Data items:
* * * * *

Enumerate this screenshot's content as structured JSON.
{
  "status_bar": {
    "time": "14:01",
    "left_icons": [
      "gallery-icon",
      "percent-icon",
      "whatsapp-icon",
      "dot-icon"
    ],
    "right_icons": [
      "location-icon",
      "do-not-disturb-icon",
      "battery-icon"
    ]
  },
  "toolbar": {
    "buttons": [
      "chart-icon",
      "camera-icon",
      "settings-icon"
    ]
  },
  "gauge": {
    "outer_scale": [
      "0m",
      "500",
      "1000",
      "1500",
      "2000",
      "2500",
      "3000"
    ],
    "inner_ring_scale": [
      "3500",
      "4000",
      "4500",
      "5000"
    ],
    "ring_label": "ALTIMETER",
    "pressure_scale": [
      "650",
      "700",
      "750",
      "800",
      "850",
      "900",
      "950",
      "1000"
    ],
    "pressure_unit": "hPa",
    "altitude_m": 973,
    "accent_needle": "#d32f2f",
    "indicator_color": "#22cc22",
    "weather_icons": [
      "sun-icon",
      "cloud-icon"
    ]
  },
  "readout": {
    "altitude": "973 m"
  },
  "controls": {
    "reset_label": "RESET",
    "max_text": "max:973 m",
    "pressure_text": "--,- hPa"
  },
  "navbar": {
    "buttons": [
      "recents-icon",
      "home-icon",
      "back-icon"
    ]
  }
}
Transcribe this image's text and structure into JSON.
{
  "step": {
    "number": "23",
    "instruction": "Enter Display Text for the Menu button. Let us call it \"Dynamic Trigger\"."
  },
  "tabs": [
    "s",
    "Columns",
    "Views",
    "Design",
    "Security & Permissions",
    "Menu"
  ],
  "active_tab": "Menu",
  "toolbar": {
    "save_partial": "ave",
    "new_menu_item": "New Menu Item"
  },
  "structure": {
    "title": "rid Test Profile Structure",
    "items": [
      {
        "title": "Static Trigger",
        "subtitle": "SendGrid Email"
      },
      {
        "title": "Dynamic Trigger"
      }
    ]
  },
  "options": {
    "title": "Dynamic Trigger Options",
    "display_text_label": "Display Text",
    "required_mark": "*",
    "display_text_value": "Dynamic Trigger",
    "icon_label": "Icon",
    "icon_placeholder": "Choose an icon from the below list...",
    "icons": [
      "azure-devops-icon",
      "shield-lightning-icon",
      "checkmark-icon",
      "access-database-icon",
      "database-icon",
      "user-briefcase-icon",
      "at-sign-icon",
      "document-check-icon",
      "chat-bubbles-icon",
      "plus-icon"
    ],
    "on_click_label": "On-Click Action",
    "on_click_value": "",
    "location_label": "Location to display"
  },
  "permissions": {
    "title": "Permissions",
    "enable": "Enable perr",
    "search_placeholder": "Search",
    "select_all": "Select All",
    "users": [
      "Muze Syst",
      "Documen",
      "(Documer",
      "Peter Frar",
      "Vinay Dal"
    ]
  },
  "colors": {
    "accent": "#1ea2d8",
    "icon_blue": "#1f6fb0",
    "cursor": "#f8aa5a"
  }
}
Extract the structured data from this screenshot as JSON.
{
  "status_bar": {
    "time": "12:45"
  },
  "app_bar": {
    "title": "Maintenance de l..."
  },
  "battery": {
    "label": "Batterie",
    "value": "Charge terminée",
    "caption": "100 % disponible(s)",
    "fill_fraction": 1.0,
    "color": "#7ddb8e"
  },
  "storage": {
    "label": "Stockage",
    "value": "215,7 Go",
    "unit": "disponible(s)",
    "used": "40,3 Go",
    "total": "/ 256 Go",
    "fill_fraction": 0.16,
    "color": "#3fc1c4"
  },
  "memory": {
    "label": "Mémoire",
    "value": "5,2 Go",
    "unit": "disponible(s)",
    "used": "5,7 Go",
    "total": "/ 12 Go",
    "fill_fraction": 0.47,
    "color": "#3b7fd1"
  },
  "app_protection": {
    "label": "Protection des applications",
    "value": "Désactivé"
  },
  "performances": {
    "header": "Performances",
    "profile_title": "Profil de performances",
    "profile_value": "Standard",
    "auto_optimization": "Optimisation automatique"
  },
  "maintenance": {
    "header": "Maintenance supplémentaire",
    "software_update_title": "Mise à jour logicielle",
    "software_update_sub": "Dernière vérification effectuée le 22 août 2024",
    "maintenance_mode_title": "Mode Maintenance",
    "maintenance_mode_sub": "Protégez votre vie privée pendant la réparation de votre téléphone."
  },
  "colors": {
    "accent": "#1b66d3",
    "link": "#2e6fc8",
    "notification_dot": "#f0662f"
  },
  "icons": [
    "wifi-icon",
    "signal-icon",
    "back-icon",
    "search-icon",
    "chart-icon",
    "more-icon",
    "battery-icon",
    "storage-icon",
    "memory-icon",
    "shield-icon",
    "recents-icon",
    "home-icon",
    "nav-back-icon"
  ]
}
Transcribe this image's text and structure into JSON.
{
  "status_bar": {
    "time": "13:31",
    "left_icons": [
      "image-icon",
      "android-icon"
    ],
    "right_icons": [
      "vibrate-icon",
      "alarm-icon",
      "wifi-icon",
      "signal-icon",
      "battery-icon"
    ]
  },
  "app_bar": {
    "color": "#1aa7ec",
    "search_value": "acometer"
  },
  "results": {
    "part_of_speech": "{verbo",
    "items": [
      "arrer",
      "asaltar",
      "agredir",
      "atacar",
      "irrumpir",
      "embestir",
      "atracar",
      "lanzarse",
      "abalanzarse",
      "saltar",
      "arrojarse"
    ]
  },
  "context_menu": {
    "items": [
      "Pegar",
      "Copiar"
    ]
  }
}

* * * * *

**AIM OF THE EXERCISE:** Report how many lines in these entries contain "from". Answer with the number only.

**THE SOLUTION:** 2